What the exercise asks>
All the entries need to be quoted exactly, apart from the pictures, which you should drop.

Items listed in a dataset
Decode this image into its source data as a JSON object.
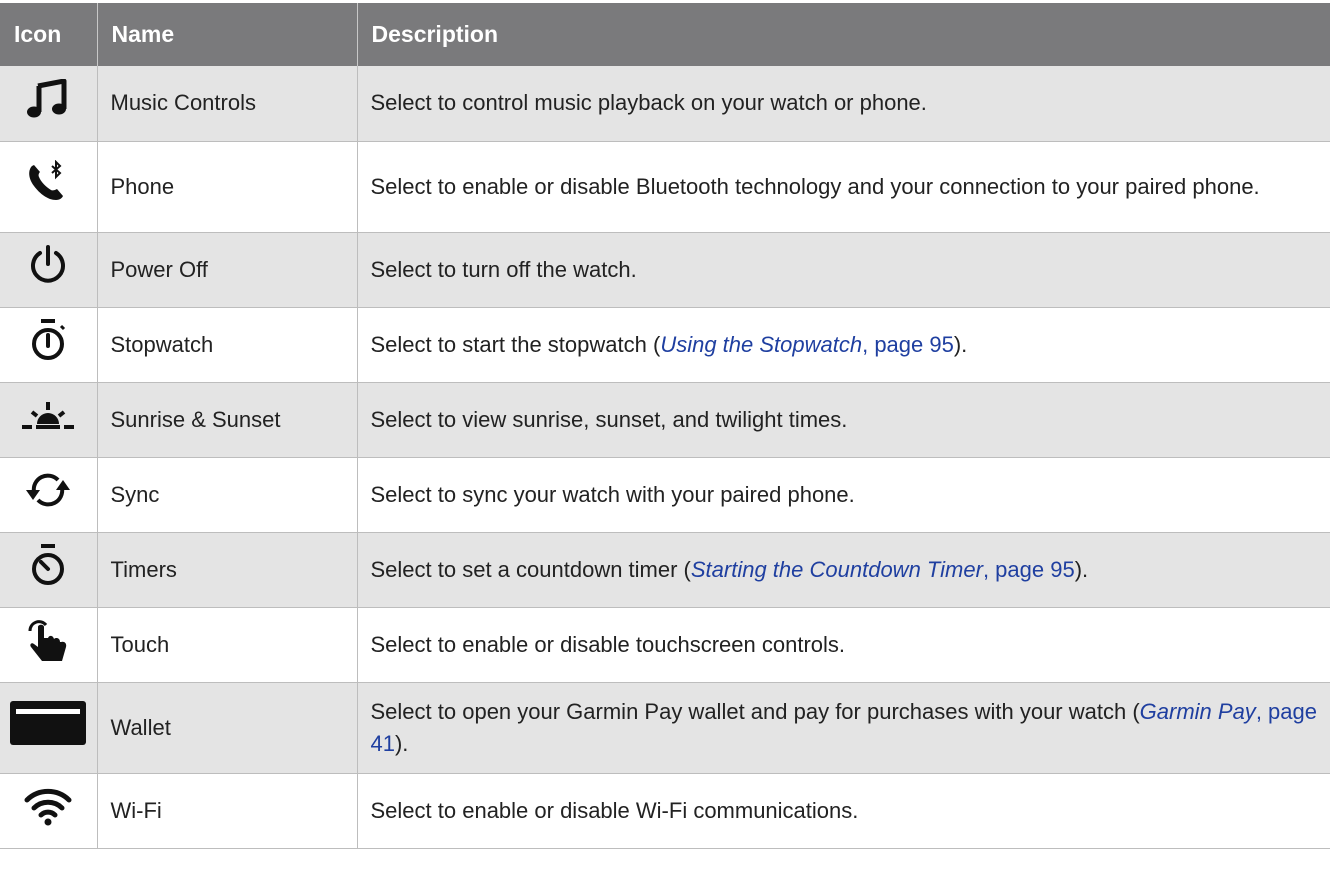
{
  "table": {
    "headers": {
      "icon": "Icon",
      "name": "Name",
      "description": "Description"
    },
    "rows": [
      {
        "icon": "music-note-icon",
        "name": "Music Controls",
        "description": "Select to control music playback on your watch or phone."
      },
      {
        "icon": "phone-bluetooth-icon",
        "name": "Phone",
        "description": "Select to enable or disable Bluetooth technology and your connection to your paired phone."
      },
      {
        "icon": "power-icon",
        "name": "Power Off",
        "description": "Select to turn off the watch."
      },
      {
        "icon": "stopwatch-icon",
        "name": "Stopwatch",
        "description_pre": "Select to start the stopwatch (",
        "link_title": "Using the Stopwatch",
        "link_page": ", page 95",
        "description_post": ")."
      },
      {
        "icon": "sunrise-sunset-icon",
        "name": "Sunrise & Sunset",
        "description": "Select to view sunrise, sunset, and twilight times."
      },
      {
        "icon": "sync-icon",
        "name": "Sync",
        "description": "Select to sync your watch with your paired phone."
      },
      {
        "icon": "timer-icon",
        "name": "Timers",
        "description_pre": "Select to set a countdown timer (",
        "link_title": "Starting the Countdown Timer",
        "link_page": ", page 95",
        "description_post": ")."
      },
      {
        "icon": "touch-icon",
        "name": "Touch",
        "description": "Select to enable or disable touchscreen controls."
      },
      {
        "icon": "wallet-icon",
        "name": "Wallet",
        "description_pre": "Select to open your Garmin Pay wallet and pay for purchases with your watch (",
        "link_title": "Garmin Pay",
        "link_page": ", page 41",
        "description_post": ")."
      },
      {
        "icon": "wifi-icon",
        "name": "Wi-Fi",
        "description": "Select to enable or disable Wi-Fi communications."
      }
    ]
  }
}
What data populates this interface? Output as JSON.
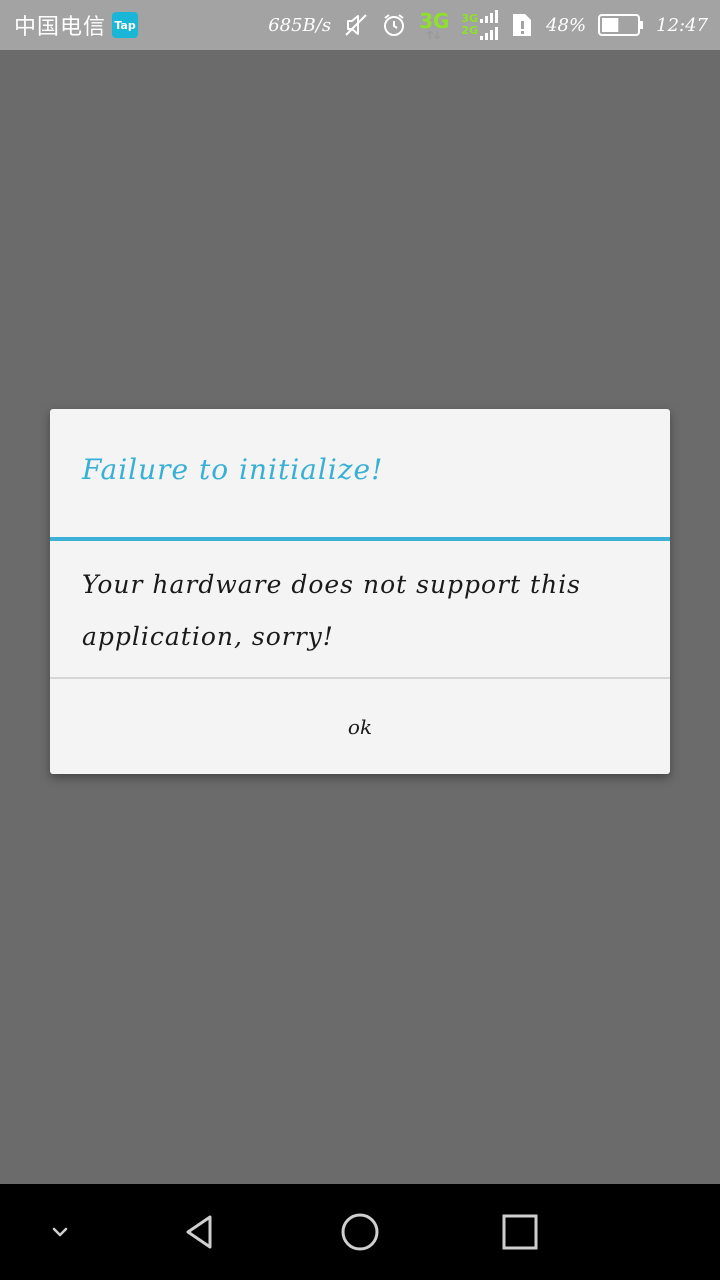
{
  "status_bar": {
    "carrier": "中国电信",
    "app_badge": "Tap",
    "net_speed": "685B/s",
    "network_type": "3G",
    "dual_top": "3G",
    "dual_bottom": "2G",
    "battery_percent": "48%",
    "battery_level": 0.48,
    "time": "12:47",
    "icons": [
      "tap-app-icon",
      "mute-icon",
      "alarm-icon",
      "signal-icon",
      "sim-icon",
      "battery-icon"
    ]
  },
  "dialog": {
    "title": "Failure to initialize!",
    "message": "Your hardware does not support this application, sorry!",
    "ok_label": "ok"
  },
  "nav_bar": {
    "icons": [
      "chevron-down-icon",
      "back-icon",
      "home-icon",
      "recents-icon"
    ]
  },
  "colors": {
    "accent": "#3db0d8",
    "status_bar": "#a3a3a3",
    "scrim": "#6b6b6b",
    "network_green": "#8fe02a",
    "badge": "#19b6d8"
  }
}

Result>
Decode this image into its source data as a JSON object.
{
  "table": {
    "headers": {
      "icon": "Icon",
      "name": "Name",
      "description": "Description"
    },
    "rows": [
      {
        "icon": "music-note-icon",
        "name": "Music Controls",
        "description": "Select to control music playback on your watch or phone."
      },
      {
        "icon": "phone-bluetooth-icon",
        "name": "Phone",
        "description": "Select to enable or disable Bluetooth technology and your connection to your paired phone."
      },
      {
        "icon": "power-icon",
        "name": "Power Off",
        "description": "Select to turn off the watch."
      },
      {
        "icon": "stopwatch-icon",
        "name": "Stopwatch",
        "description_pre": "Select to start the stopwatch (",
        "link_title": "Using the Stopwatch",
        "link_page": ", page 95",
        "description_post": ")."
      },
      {
        "icon": "sunrise-sunset-icon",
        "name": "Sunrise & Sunset",
        "description": "Select to view sunrise, sunset, and twilight times."
      },
      {
        "icon": "sync-icon",
        "name": "Sync",
        "description": "Select to sync your watch with your paired phone."
      },
      {
        "icon": "timer-icon",
        "name": "Timers",
        "description_pre": "Select to set a countdown timer (",
        "link_title": "Starting the Countdown Timer",
        "link_page": ", page 95",
        "description_post": ")."
      },
      {
        "icon": "touch-icon",
        "name": "Touch",
        "description": "Select to enable or disable touchscreen controls."
      },
      {
        "icon": "wallet-icon",
        "name": "Wallet",
        "description_pre": "Select to open your Garmin Pay wallet and pay for purchases with your watch (",
        "link_title": "Garmin Pay",
        "link_page": ", page 41",
        "description_post": ")."
      },
      {
        "icon": "wifi-icon",
        "name": "Wi-Fi",
        "description": "Select to enable or disable Wi-Fi communications."
      }
    ]
  }
}
What data populates this interface? Output as JSON.
{
  "status_bar": {
    "carrier": "中国电信",
    "app_badge": "Tap",
    "net_speed": "685B/s",
    "network_type": "3G",
    "dual_top": "3G",
    "dual_bottom": "2G",
    "battery_percent": "48%",
    "battery_level": 0.48,
    "time": "12:47",
    "icons": [
      "tap-app-icon",
      "mute-icon",
      "alarm-icon",
      "signal-icon",
      "sim-icon",
      "battery-icon"
    ]
  },
  "dialog": {
    "title": "Failure to initialize!",
    "message": "Your hardware does not support this application, sorry!",
    "ok_label": "ok"
  },
  "nav_bar": {
    "icons": [
      "chevron-down-icon",
      "back-icon",
      "home-icon",
      "recents-icon"
    ]
  },
  "colors": {
    "accent": "#3db0d8",
    "status_bar": "#a3a3a3",
    "scrim": "#6b6b6b",
    "network_green": "#8fe02a",
    "badge": "#19b6d8"
  }
}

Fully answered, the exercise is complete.